BRIEF
Which lines hold the word "Iniciar"? Copy each one.

(Data records)
+++
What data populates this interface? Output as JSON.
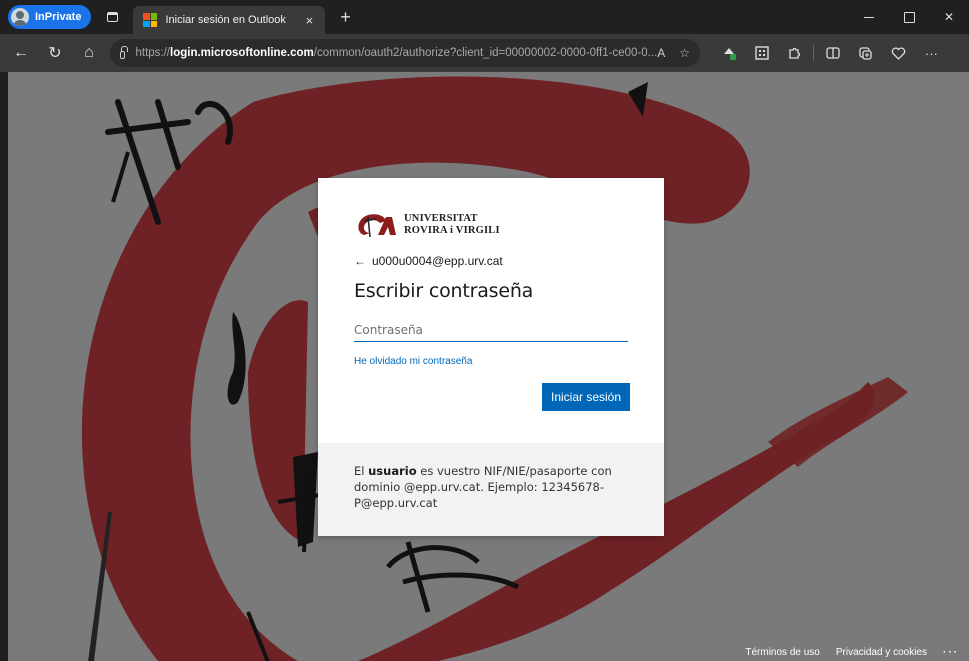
{
  "browser": {
    "inprivate_label": "InPrivate",
    "tab": {
      "title": "Iniciar sesión en Outlook",
      "close_glyph": "×"
    },
    "new_tab_glyph": "+",
    "window_controls": {
      "close_glyph": "✕"
    },
    "address": {
      "scheme": "https://",
      "host": "login.microsoftonline.com",
      "path": "/common/oauth2/authorize?client_id=00000002-0000-0ff1-ce00-0..."
    },
    "icons": {
      "back": "←",
      "refresh": "↻",
      "home": "⌂",
      "read_aloud": "A",
      "favorite": "☆",
      "more": "···"
    }
  },
  "brand": {
    "line1": "UNIVERSITAT",
    "line2": "ROVIRA i VIRGILI",
    "colors": {
      "mark": "#8b1d1d",
      "accent": "#0067b8"
    }
  },
  "login": {
    "identity": "u000u0004@epp.urv.cat",
    "back_glyph": "←",
    "heading": "Escribir contraseña",
    "password_placeholder": "Contraseña",
    "forgot_link": "He olvidado mi contraseña",
    "signin_button": "Iniciar sesión"
  },
  "hint": {
    "prefix": "El ",
    "bold": "usuario",
    "rest": " es vuestro NIF/NIE/pasaporte con dominio @epp.urv.cat. Ejemplo: 12345678-P@epp.urv.cat"
  },
  "page_footer": {
    "terms": "Términos de uso",
    "privacy": "Privacidad y cookies",
    "more": "···"
  }
}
+++
THE RESPONSE
      "title": "Iniciar sesión en Outlook",
    "signin_button": "Iniciar sesión"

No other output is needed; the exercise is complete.